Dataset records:
Begin
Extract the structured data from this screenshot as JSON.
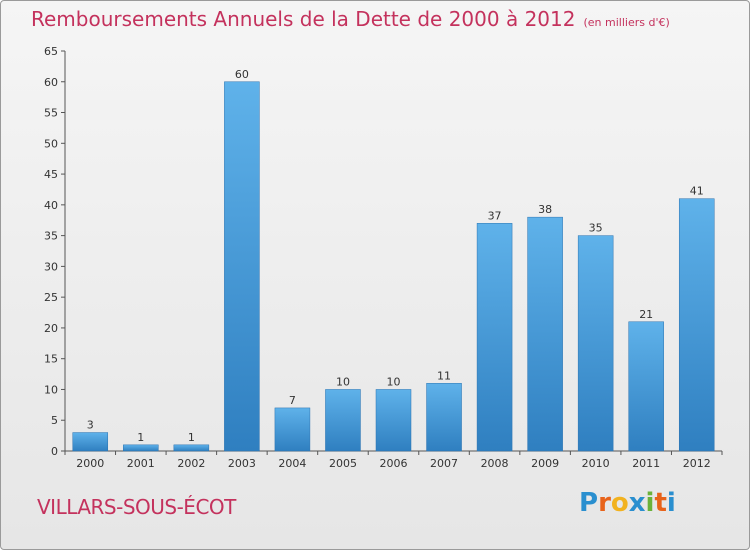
{
  "title": "Remboursements Annuels de la Dette de 2000 à 2012",
  "unit": "(en milliers d'€)",
  "town": "VILLARS-SOUS-ÉCOT",
  "logo": {
    "letters": [
      "P",
      "r",
      "o",
      "x",
      "i",
      "t",
      "i"
    ],
    "colors": [
      "#2a8fcf",
      "#e8631a",
      "#f2b21f",
      "#2a8fcf",
      "#6bb23a",
      "#e8631a",
      "#2a8fcf"
    ]
  },
  "colors": {
    "bar": "#4a9fdc",
    "title": "#c4325d"
  },
  "chart_data": {
    "type": "bar",
    "categories": [
      "2000",
      "2001",
      "2002",
      "2003",
      "2004",
      "2005",
      "2006",
      "2007",
      "2008",
      "2009",
      "2010",
      "2011",
      "2012"
    ],
    "values": [
      3,
      1,
      1,
      60,
      7,
      10,
      10,
      11,
      37,
      38,
      35,
      21,
      41
    ],
    "ylim": [
      0,
      65
    ],
    "yticks": [
      0,
      5,
      10,
      15,
      20,
      25,
      30,
      35,
      40,
      45,
      50,
      55,
      60,
      65
    ],
    "grid": false,
    "data_labels": true
  }
}
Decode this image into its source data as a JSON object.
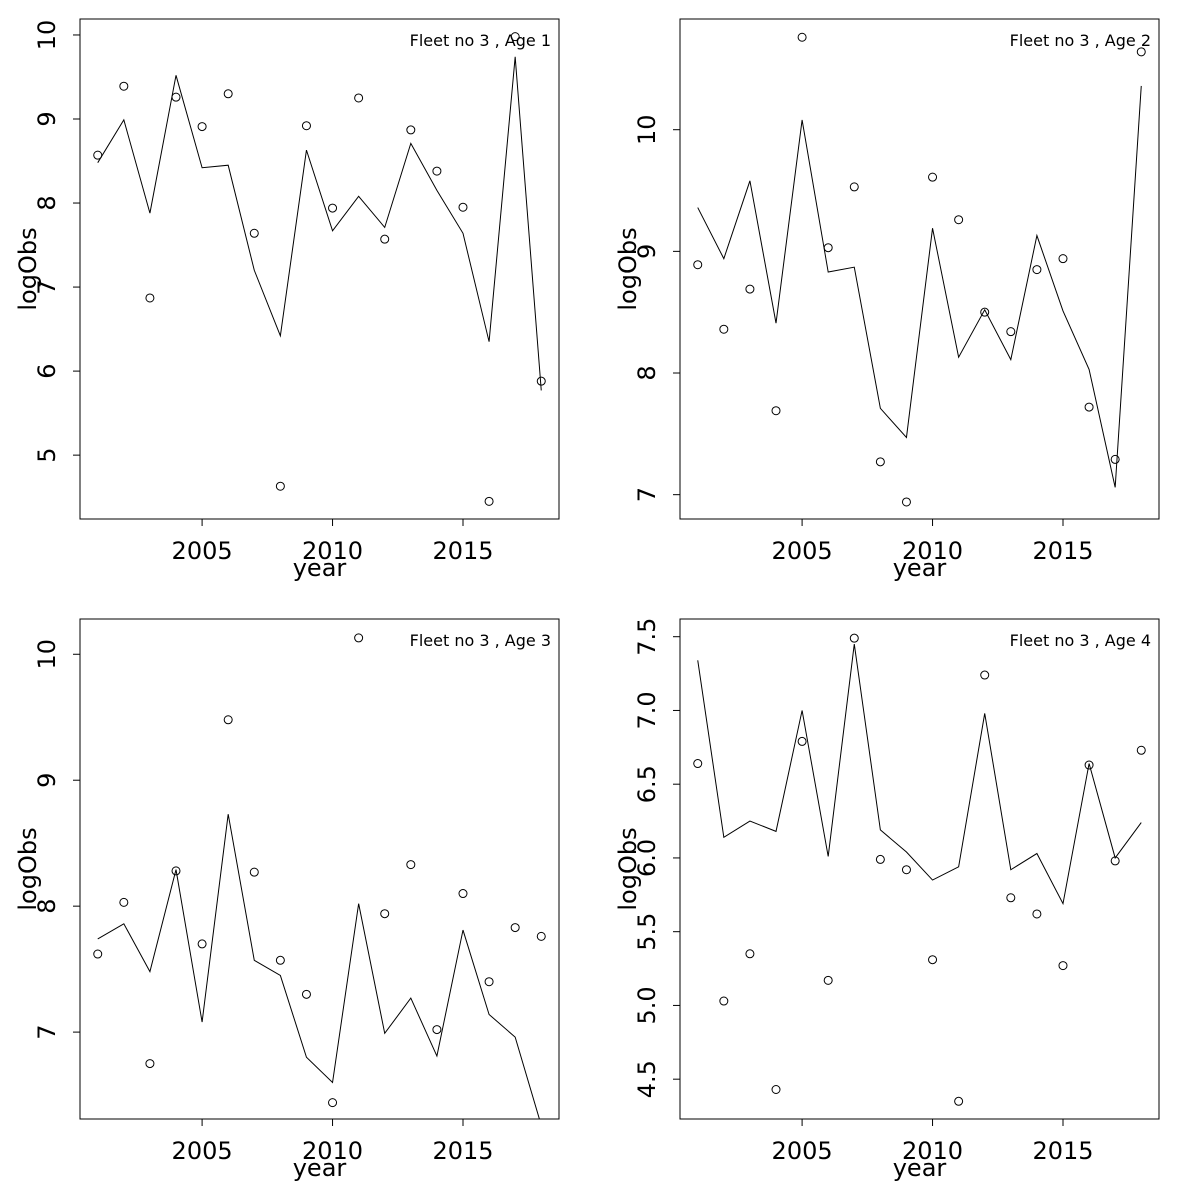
{
  "chart_data": [
    {
      "type": "line",
      "annotation": "Fleet no 3 , Age 1",
      "xlabel": "year",
      "ylabel": "logObs",
      "x": [
        2001,
        2002,
        2003,
        2004,
        2005,
        2006,
        2007,
        2008,
        2009,
        2010,
        2011,
        2012,
        2013,
        2014,
        2015,
        2016,
        2017,
        2018
      ],
      "xlim": [
        2000.32,
        2018.68
      ],
      "xticks": [
        2005,
        2010,
        2015
      ],
      "ylim": [
        4.24,
        10.19
      ],
      "yticks": [
        5,
        6,
        7,
        8,
        9,
        10
      ],
      "series": [
        {
          "mode": "points",
          "color": "#000000",
          "values": [
            8.57,
            9.39,
            6.87,
            9.26,
            8.91,
            9.3,
            7.64,
            4.63,
            8.92,
            7.94,
            9.25,
            7.57,
            8.87,
            8.38,
            7.95,
            4.45,
            9.98,
            5.88
          ]
        },
        {
          "mode": "line",
          "color": "#000000",
          "values": [
            8.48,
            8.99,
            7.88,
            9.52,
            8.42,
            8.45,
            7.2,
            6.42,
            8.63,
            7.67,
            8.08,
            7.71,
            8.71,
            8.15,
            7.64,
            6.35,
            9.74,
            5.77
          ]
        }
      ]
    },
    {
      "type": "line",
      "annotation": "Fleet no 3 , Age 2",
      "xlabel": "year",
      "ylabel": "logObs",
      "x": [
        2001,
        2002,
        2003,
        2004,
        2005,
        2006,
        2007,
        2008,
        2009,
        2010,
        2011,
        2012,
        2013,
        2014,
        2015,
        2016,
        2017,
        2018
      ],
      "xlim": [
        2000.32,
        2018.68
      ],
      "xticks": [
        2005,
        2010,
        2015
      ],
      "ylim": [
        6.8,
        10.91
      ],
      "yticks": [
        7,
        8,
        9,
        10
      ],
      "series": [
        {
          "mode": "points",
          "color": "#000000",
          "values": [
            8.89,
            8.36,
            8.69,
            7.69,
            10.76,
            9.03,
            9.53,
            7.27,
            6.94,
            9.61,
            9.26,
            8.5,
            8.34,
            8.85,
            8.94,
            7.72,
            7.29,
            10.64
          ]
        },
        {
          "mode": "line",
          "color": "#000000",
          "values": [
            9.36,
            8.94,
            9.58,
            8.41,
            10.08,
            8.83,
            8.87,
            7.71,
            7.47,
            9.19,
            8.13,
            8.52,
            8.11,
            9.13,
            8.51,
            8.03,
            7.06,
            10.36
          ]
        }
      ]
    },
    {
      "type": "line",
      "annotation": "Fleet no 3 , Age 3",
      "xlabel": "year",
      "ylabel": "logObs",
      "x": [
        2001,
        2002,
        2003,
        2004,
        2005,
        2006,
        2007,
        2008,
        2009,
        2010,
        2011,
        2012,
        2013,
        2014,
        2015,
        2016,
        2017,
        2018
      ],
      "xlim": [
        2000.32,
        2018.68
      ],
      "xticks": [
        2005,
        2010,
        2015
      ],
      "ylim": [
        6.31,
        10.28
      ],
      "yticks": [
        7,
        8,
        9,
        10
      ],
      "series": [
        {
          "mode": "points",
          "color": "#000000",
          "values": [
            7.62,
            8.03,
            6.75,
            8.28,
            7.7,
            9.48,
            8.27,
            7.57,
            7.3,
            6.44,
            10.13,
            7.94,
            8.33,
            7.02,
            8.1,
            7.4,
            7.83,
            7.76
          ]
        },
        {
          "mode": "line",
          "color": "#000000",
          "values": [
            7.74,
            7.86,
            7.48,
            8.29,
            7.08,
            8.73,
            7.57,
            7.45,
            6.8,
            6.6,
            8.02,
            6.99,
            7.27,
            6.81,
            7.81,
            7.14,
            6.96,
            6.26
          ]
        }
      ]
    },
    {
      "type": "line",
      "annotation": "Fleet no 3 , Age 4",
      "xlabel": "year",
      "ylabel": "logObs",
      "x": [
        2001,
        2002,
        2003,
        2004,
        2005,
        2006,
        2007,
        2008,
        2009,
        2010,
        2011,
        2012,
        2013,
        2014,
        2015,
        2016,
        2017,
        2018
      ],
      "xlim": [
        2000.32,
        2018.68
      ],
      "xticks": [
        2005,
        2010,
        2015
      ],
      "ylim": [
        4.23,
        7.62
      ],
      "yticks": [
        4.5,
        {
          "value": 5,
          "label": "5.0"
        },
        5.5,
        {
          "value": 6,
          "label": "6.0"
        },
        6.5,
        {
          "value": 7,
          "label": "7.0"
        },
        7.5
      ],
      "series": [
        {
          "mode": "points",
          "color": "#000000",
          "values": [
            6.64,
            5.03,
            5.35,
            4.43,
            6.79,
            5.17,
            7.49,
            5.99,
            5.92,
            5.31,
            4.35,
            7.24,
            5.73,
            5.62,
            5.27,
            6.63,
            5.98,
            6.73
          ]
        },
        {
          "mode": "line",
          "color": "#000000",
          "values": [
            7.34,
            6.14,
            6.25,
            6.18,
            7.0,
            6.01,
            7.45,
            6.19,
            6.04,
            5.85,
            5.94,
            6.98,
            5.92,
            6.03,
            5.69,
            6.64,
            6.0,
            6.24
          ]
        }
      ]
    }
  ]
}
End
#### Exercise requirements
Go through the listing above and locate each line that holds the word "Fleet". Copy those lines.

#### Answer to this problem
      "annotation": "Fleet no 3 , Age 1",
      "annotation": "Fleet no 3 , Age 2",
      "annotation": "Fleet no 3 , Age 3",
      "annotation": "Fleet no 3 , Age 4",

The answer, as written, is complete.